## Structured figure records
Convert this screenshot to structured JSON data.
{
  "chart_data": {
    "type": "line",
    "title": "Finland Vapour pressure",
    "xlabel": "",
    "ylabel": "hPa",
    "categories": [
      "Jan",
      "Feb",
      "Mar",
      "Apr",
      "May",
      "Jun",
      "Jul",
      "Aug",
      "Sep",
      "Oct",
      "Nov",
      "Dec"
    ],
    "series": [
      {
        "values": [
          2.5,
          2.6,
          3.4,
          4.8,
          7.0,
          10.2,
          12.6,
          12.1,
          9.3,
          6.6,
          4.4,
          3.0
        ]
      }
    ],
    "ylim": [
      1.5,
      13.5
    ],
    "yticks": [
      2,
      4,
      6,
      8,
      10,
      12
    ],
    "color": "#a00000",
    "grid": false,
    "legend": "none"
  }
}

## WHAT THE TASK ASKS
The entries above must be returned exactly.

## FULL RESPONSE
Convert this screenshot to structured JSON data.
{
  "chart_data": {
    "type": "line",
    "title": "Finland Vapour pressure",
    "xlabel": "",
    "ylabel": "hPa",
    "categories": [
      "Jan",
      "Feb",
      "Mar",
      "Apr",
      "May",
      "Jun",
      "Jul",
      "Aug",
      "Sep",
      "Oct",
      "Nov",
      "Dec"
    ],
    "series": [
      {
        "values": [
          2.5,
          2.6,
          3.4,
          4.8,
          7.0,
          10.2,
          12.6,
          12.1,
          9.3,
          6.6,
          4.4,
          3.0
        ]
      }
    ],
    "ylim": [
      1.5,
      13.5
    ],
    "yticks": [
      2,
      4,
      6,
      8,
      10,
      12
    ],
    "color": "#a00000",
    "grid": false,
    "legend": "none"
  }
}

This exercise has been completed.